__Material provided__
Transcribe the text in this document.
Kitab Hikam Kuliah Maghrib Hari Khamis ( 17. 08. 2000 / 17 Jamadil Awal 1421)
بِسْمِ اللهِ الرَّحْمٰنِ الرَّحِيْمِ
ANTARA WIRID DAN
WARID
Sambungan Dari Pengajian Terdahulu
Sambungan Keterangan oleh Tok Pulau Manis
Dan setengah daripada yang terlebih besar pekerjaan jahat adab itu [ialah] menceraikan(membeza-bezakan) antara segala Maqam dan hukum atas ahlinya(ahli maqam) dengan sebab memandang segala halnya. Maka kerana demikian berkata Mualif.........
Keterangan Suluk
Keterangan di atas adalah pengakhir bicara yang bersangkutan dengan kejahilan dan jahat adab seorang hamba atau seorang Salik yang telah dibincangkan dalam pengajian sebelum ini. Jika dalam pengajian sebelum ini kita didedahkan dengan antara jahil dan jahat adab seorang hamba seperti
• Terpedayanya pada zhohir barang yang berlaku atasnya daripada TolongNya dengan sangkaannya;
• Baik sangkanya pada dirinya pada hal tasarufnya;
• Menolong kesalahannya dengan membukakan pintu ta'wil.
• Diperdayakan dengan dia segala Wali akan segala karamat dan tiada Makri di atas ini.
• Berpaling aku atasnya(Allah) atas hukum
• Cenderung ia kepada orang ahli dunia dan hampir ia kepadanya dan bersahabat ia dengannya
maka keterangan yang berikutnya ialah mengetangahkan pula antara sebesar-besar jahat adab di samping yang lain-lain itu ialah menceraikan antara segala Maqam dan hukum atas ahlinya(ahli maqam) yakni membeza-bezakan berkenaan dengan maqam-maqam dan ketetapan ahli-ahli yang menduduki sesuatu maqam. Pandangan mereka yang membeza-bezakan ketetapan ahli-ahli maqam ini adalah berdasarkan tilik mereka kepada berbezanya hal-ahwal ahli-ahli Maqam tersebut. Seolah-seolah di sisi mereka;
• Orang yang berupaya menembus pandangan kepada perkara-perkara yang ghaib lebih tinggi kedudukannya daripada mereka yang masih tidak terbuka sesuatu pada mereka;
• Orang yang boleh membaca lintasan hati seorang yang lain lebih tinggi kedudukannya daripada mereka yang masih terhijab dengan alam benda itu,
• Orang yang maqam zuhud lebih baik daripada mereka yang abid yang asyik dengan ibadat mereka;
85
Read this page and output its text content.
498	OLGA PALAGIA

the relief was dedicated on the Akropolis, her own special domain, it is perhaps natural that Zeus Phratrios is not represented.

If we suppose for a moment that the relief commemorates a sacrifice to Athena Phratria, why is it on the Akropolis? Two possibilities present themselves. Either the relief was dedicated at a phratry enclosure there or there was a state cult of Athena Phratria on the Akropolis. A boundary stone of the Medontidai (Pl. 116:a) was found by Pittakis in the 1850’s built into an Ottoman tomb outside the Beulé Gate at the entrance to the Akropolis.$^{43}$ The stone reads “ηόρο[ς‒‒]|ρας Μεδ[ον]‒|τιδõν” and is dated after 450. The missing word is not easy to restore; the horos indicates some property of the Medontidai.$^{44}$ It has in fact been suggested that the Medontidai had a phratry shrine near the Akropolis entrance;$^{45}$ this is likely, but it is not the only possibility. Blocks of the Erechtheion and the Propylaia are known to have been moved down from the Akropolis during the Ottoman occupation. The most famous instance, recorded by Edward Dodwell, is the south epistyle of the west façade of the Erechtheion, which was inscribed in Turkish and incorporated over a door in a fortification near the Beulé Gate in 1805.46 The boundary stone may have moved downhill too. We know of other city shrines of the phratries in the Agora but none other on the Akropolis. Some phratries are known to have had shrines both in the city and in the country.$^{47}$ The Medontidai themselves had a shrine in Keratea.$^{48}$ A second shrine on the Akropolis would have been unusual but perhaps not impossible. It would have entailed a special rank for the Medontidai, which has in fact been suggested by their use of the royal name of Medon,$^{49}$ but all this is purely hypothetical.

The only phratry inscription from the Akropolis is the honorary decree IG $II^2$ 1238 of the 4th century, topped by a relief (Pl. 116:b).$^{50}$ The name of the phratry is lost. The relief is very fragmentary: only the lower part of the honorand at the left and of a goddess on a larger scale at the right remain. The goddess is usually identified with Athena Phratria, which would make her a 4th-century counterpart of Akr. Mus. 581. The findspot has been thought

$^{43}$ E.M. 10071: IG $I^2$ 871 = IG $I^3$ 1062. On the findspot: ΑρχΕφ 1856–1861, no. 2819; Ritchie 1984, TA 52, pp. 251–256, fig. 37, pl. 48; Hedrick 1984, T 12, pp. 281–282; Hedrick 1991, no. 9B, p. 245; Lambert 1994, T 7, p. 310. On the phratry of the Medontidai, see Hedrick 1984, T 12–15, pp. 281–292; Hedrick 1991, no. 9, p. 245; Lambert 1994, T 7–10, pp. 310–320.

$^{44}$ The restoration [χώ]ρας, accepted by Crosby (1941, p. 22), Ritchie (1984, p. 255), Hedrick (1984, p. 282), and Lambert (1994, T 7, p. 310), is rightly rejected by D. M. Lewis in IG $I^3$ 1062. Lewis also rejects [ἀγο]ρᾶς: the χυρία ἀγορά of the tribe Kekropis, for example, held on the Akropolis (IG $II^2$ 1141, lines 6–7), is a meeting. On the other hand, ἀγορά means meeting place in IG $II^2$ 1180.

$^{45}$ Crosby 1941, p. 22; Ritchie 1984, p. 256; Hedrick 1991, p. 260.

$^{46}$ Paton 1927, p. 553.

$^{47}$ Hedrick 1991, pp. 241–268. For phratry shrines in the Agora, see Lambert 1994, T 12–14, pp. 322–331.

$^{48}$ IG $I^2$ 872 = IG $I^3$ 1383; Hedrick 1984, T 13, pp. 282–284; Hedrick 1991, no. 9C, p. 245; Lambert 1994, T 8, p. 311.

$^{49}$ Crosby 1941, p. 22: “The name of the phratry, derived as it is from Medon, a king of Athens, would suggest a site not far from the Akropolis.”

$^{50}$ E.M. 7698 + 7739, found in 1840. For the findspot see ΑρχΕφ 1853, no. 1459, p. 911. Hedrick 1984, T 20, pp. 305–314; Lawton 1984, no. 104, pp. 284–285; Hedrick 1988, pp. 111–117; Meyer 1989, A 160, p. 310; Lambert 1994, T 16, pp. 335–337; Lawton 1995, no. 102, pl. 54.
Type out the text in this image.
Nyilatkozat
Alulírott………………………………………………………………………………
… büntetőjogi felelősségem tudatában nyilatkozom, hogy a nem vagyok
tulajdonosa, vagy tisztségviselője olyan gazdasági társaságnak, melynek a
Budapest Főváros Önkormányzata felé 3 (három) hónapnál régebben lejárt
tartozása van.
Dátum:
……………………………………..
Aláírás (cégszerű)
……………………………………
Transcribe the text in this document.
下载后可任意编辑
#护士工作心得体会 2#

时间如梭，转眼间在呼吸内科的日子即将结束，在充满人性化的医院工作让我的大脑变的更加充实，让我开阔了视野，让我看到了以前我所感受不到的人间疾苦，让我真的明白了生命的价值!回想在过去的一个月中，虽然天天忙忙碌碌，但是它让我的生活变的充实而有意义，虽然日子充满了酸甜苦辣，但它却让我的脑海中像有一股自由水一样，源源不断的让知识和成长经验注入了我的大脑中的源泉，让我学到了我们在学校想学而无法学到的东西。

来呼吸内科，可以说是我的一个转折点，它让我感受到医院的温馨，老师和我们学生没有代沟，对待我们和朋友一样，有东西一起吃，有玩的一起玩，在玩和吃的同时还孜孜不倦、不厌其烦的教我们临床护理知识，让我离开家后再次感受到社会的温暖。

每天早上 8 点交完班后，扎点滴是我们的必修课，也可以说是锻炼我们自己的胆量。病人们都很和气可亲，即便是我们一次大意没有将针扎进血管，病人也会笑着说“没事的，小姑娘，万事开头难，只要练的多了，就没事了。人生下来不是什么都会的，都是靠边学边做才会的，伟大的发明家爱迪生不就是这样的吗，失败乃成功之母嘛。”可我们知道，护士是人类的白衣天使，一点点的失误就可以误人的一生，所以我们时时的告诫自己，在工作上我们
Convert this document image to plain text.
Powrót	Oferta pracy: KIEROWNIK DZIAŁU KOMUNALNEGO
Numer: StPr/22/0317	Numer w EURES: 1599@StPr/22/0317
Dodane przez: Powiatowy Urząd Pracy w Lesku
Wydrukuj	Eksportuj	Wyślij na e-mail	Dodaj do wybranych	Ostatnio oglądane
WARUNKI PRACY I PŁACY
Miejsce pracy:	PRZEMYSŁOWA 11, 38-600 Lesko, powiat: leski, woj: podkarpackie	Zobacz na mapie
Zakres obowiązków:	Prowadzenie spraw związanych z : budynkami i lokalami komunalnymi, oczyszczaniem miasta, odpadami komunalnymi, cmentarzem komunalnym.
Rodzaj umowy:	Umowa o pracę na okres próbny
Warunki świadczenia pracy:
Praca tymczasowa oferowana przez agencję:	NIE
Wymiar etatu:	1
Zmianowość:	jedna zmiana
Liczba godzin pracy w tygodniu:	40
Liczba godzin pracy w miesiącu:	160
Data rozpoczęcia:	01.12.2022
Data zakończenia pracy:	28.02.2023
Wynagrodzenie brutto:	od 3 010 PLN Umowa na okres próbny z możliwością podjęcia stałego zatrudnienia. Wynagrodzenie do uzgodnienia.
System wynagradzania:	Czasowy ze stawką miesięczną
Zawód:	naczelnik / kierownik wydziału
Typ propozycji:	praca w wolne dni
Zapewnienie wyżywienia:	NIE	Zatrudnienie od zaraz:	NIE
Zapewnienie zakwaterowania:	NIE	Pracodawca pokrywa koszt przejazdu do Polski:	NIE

__To be done__
In the records, locate each line holding the string "hukum" and copy it.

__Exercise output__
Dan setengah daripada yang terlebih besar pekerjaan jahat adab itu [ialah] menceraikan(membeza-bezakan) antara segala Maqam dan hukum atas ahlinya(ahli maqam) dengan sebab memandang segala halnya. Maka kerana demikian berkata Mualif.........
• Berpaling aku atasnya(Allah) atas hukum
maka keterangan yang berikutnya ialah mengetangahkan pula antara sebesar-besar jahat adab di samping yang lain-lain itu ialah menceraikan antara segala Maqam dan hukum atas ahlinya(ahli maqam) yakni membeza-bezakan berkenaan dengan maqam-maqam dan ketetapan ahli-ahli yang menduduki sesuatu maqam. Pandangan mereka yang membeza-bezakan ketetapan ahli-ahli maqam ini adalah berdasarkan tilik mereka kepada berbezanya hal-ahwal ahli-ahli Maqam tersebut. Seolah-seolah di sisi mereka;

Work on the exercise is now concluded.